(Lines of data)
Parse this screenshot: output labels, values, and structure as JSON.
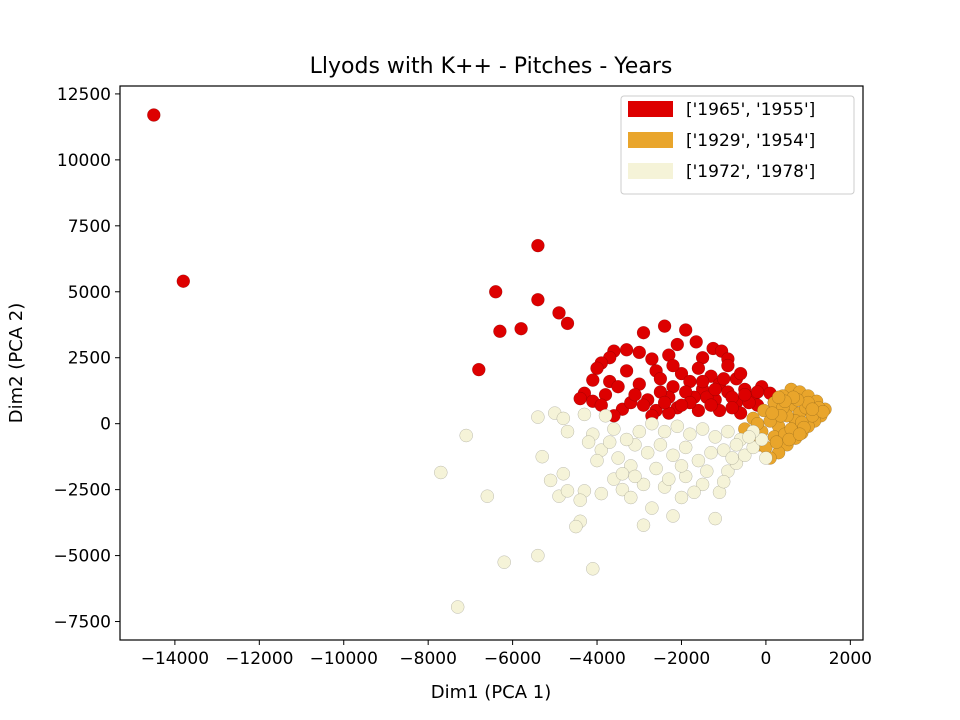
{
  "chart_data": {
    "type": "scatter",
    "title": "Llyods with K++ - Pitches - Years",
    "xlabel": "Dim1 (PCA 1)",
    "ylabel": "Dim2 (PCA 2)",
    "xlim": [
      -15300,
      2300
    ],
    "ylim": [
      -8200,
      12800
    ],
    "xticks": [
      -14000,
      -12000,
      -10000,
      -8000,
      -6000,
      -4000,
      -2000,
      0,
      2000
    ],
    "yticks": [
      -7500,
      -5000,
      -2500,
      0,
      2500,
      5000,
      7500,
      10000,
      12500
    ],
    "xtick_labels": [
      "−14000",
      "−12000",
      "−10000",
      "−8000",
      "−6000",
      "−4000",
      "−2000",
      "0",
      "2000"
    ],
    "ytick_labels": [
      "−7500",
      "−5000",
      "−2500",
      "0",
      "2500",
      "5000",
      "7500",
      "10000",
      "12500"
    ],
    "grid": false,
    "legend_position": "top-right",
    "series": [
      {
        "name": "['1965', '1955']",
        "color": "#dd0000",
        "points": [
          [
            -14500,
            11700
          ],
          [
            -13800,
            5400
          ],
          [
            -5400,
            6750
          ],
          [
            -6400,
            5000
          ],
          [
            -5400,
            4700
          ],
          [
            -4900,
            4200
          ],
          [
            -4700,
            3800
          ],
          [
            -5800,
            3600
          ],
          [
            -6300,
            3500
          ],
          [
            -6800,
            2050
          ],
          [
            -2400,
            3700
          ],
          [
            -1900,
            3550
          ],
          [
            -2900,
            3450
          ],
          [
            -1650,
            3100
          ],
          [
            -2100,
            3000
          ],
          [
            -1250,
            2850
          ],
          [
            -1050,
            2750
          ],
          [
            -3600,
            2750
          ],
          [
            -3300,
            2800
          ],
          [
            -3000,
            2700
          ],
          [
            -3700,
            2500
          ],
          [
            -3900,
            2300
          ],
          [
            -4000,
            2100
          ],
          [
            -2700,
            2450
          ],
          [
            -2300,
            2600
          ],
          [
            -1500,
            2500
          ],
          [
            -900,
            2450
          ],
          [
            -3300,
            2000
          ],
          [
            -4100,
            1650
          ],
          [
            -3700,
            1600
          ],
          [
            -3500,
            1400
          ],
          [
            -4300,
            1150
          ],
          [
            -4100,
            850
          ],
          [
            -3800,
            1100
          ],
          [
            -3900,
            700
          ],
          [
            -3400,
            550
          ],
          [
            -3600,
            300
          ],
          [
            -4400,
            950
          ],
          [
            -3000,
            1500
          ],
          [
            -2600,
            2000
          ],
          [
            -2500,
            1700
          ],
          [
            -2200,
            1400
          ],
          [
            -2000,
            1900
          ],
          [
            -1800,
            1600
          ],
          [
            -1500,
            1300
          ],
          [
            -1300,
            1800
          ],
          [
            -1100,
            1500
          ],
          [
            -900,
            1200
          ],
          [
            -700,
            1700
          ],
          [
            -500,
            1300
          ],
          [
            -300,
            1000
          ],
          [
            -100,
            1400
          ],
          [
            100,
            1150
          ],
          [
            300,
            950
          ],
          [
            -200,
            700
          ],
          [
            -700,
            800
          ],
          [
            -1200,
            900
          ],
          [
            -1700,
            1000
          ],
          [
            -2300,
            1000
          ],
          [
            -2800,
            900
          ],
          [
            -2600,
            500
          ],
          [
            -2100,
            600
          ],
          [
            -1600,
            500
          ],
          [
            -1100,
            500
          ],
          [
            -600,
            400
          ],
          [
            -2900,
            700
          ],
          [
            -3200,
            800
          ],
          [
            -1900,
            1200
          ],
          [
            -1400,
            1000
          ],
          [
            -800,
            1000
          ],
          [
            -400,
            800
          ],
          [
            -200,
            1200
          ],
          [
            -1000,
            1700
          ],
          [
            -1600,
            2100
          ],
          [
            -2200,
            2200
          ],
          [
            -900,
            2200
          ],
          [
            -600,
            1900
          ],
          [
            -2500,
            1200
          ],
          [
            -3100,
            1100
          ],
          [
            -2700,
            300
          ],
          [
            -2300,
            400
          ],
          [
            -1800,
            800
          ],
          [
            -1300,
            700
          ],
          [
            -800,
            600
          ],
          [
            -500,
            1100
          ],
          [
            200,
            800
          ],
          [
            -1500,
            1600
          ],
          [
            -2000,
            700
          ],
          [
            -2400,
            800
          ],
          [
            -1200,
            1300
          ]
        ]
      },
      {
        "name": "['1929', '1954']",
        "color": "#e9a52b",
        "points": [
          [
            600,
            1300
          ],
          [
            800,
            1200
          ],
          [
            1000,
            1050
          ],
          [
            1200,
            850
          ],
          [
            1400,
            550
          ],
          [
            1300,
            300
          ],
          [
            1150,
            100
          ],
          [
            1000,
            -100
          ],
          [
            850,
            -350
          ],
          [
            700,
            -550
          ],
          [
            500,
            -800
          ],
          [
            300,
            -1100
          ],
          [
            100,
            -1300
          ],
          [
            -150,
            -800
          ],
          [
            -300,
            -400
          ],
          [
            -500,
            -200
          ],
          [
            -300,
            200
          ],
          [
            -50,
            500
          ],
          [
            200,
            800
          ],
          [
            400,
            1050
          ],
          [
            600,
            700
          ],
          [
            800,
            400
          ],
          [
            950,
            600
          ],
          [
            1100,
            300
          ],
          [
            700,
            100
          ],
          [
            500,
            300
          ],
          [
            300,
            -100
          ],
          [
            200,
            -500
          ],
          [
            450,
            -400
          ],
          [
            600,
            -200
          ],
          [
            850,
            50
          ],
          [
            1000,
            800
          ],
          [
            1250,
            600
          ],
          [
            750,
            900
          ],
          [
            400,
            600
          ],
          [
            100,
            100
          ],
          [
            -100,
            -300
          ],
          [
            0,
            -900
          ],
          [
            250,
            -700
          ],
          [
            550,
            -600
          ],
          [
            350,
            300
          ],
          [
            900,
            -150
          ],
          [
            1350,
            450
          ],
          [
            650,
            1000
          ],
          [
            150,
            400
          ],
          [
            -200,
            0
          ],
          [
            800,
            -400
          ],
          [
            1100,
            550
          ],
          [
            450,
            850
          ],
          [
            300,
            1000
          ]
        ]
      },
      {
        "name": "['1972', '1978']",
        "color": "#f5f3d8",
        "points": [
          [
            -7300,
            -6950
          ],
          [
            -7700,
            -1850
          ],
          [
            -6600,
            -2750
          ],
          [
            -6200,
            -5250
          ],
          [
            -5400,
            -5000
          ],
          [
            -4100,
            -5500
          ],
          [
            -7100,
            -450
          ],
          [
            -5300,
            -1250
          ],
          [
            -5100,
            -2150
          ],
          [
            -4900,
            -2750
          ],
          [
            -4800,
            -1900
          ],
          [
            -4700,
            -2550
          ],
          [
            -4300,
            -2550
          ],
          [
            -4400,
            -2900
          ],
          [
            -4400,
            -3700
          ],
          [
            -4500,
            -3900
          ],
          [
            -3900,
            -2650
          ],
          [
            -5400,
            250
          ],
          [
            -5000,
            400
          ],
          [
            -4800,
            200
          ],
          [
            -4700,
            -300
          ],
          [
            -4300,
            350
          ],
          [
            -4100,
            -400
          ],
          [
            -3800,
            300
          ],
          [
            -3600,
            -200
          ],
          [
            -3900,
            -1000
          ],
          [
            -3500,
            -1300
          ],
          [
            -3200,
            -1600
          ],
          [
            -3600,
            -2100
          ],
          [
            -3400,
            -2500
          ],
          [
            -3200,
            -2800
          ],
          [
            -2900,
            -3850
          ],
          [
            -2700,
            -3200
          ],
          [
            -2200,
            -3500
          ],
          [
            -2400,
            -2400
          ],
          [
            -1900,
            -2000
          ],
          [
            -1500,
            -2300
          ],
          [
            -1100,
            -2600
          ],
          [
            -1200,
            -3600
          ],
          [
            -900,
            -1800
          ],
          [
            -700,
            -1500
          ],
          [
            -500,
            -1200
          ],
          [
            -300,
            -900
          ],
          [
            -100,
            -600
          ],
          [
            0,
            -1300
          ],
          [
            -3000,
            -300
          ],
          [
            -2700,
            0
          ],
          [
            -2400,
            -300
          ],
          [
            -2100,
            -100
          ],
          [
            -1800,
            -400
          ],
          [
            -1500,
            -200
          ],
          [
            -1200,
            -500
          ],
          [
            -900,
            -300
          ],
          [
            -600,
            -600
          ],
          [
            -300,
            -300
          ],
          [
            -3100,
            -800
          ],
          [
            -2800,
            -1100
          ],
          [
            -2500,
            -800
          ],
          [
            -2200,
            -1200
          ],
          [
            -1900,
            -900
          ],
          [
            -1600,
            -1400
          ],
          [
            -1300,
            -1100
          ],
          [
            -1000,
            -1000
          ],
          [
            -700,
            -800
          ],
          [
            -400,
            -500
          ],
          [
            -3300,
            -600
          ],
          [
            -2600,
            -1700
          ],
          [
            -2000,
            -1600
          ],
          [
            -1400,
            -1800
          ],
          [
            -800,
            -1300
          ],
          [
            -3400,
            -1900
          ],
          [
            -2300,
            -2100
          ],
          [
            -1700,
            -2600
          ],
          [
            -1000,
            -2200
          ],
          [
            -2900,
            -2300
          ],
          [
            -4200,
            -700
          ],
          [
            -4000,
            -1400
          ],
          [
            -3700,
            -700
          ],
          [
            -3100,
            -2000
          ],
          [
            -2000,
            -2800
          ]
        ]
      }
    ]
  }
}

...

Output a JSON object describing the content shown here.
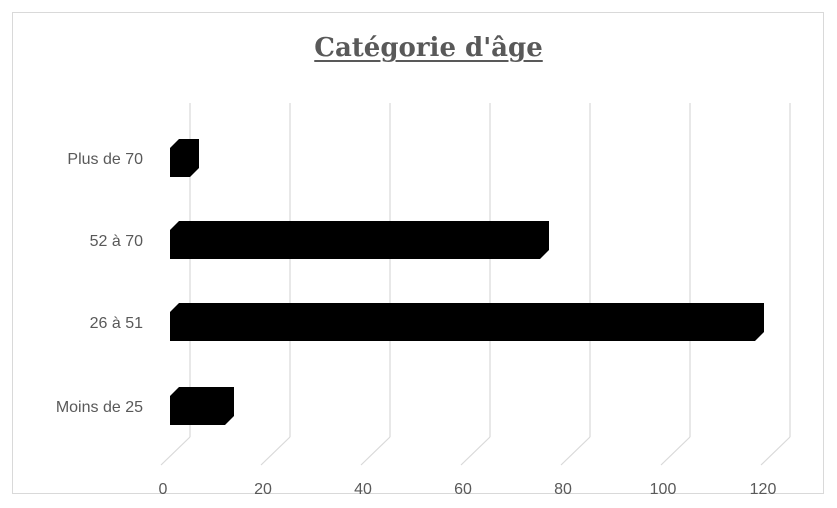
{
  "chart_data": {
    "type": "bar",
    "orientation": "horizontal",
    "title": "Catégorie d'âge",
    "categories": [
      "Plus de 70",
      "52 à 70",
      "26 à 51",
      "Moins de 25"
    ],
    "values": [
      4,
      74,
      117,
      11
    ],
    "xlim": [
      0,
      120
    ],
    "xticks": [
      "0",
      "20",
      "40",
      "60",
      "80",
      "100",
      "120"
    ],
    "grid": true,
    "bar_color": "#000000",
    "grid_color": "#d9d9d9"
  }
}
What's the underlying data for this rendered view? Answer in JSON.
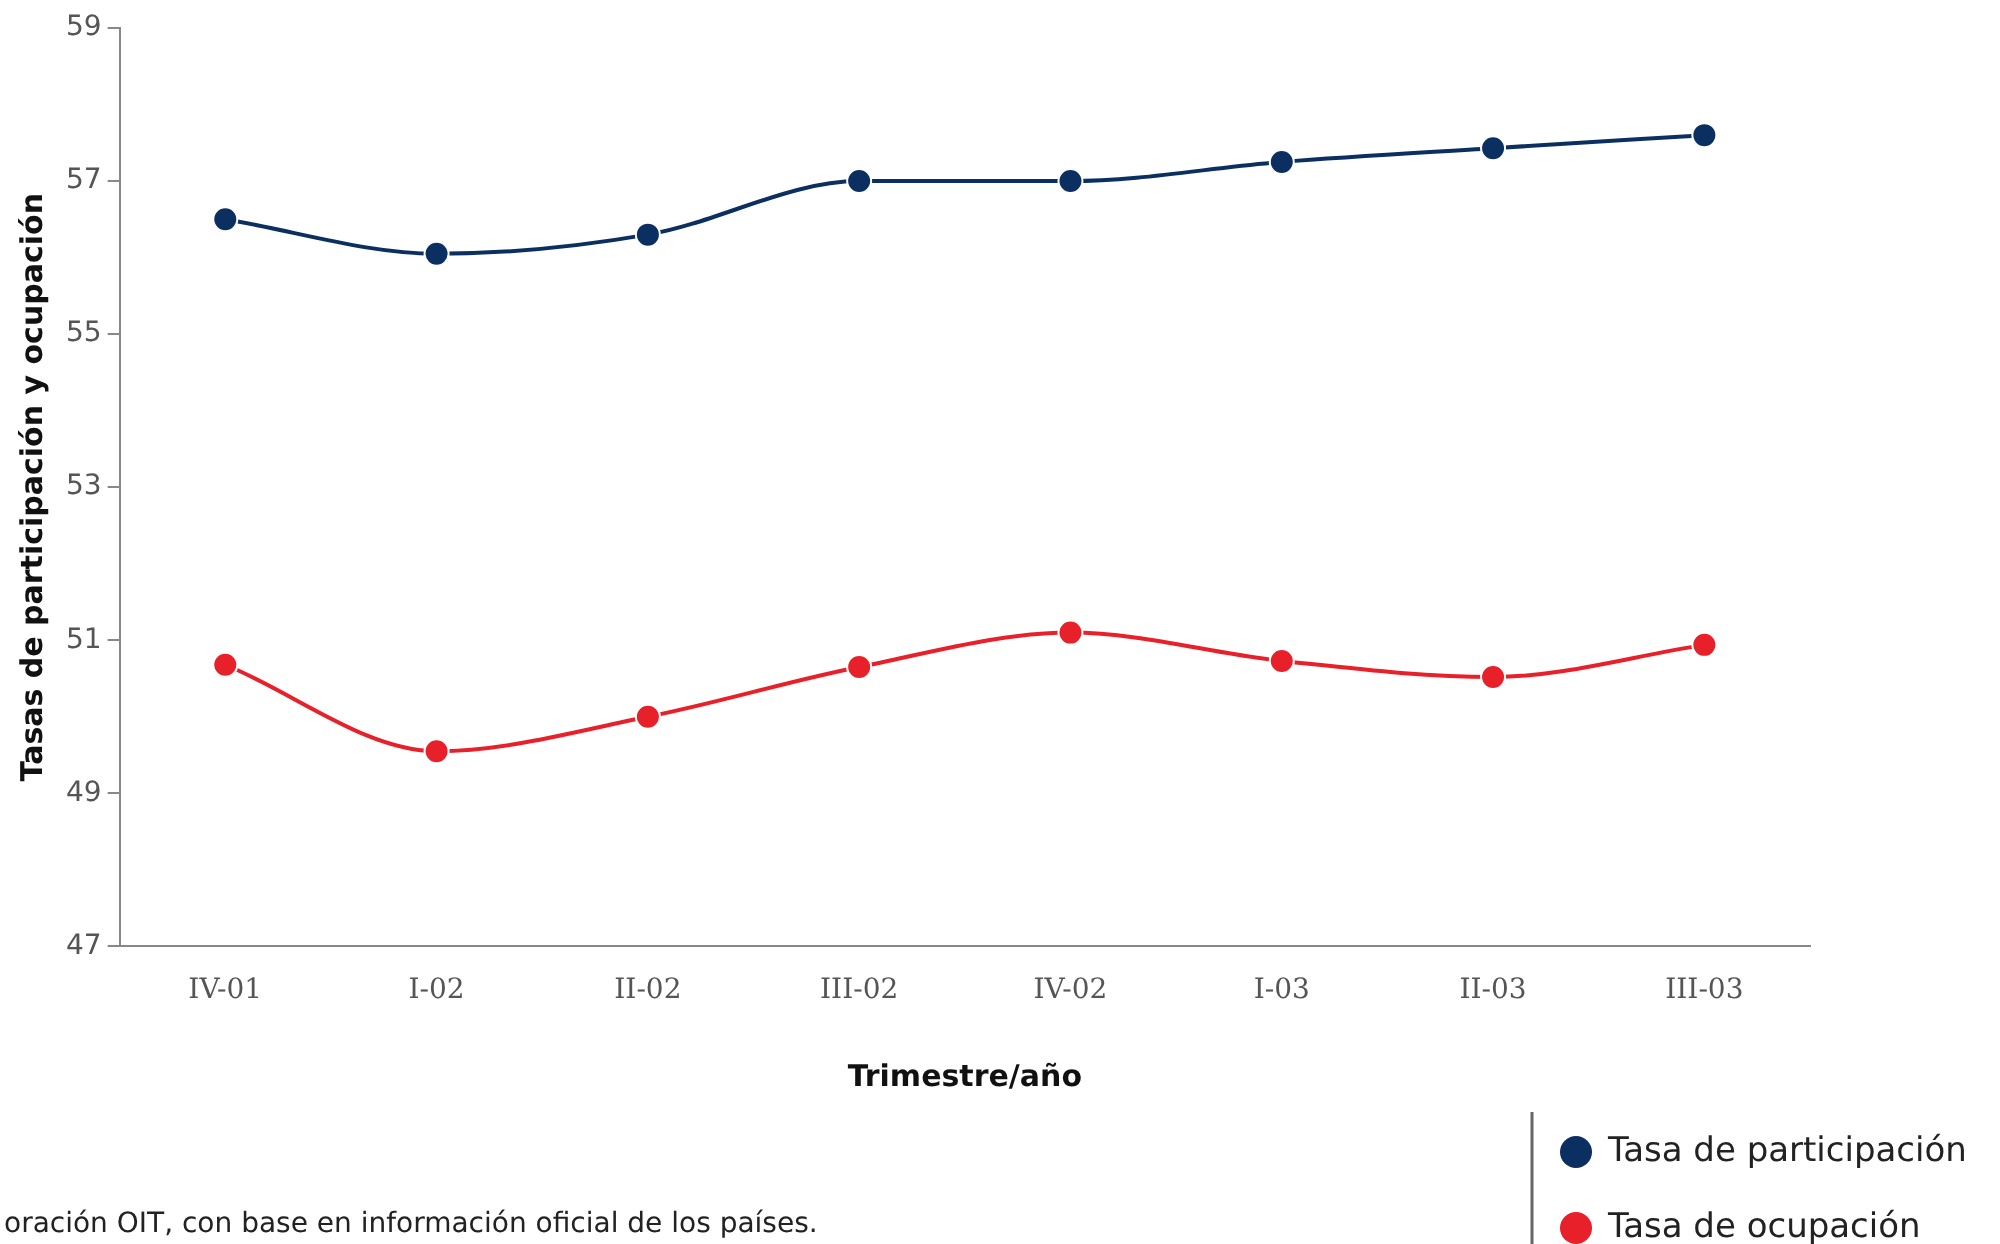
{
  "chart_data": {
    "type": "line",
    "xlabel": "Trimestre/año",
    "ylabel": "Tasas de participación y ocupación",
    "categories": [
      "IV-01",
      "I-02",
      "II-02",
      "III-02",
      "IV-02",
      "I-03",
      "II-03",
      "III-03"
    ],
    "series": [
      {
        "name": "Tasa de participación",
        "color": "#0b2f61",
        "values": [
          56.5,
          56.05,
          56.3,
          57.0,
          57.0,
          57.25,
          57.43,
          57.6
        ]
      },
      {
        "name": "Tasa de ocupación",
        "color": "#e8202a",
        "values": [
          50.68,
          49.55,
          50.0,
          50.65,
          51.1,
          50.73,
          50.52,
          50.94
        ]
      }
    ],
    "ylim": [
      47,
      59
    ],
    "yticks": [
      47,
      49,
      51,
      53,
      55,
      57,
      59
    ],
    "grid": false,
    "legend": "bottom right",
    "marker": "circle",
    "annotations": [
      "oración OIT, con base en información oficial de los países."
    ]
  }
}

--- DIRECTIVE ---
Copy every line of the listing containing the string "name".

--- THE RESULT ---
        "name": "['1965', '1955']",
        "name": "['1929', '1954']",
        "name": "['1972', '1978']",
        "name": "Tasa de participación",
        "name": "Tasa de ocupación",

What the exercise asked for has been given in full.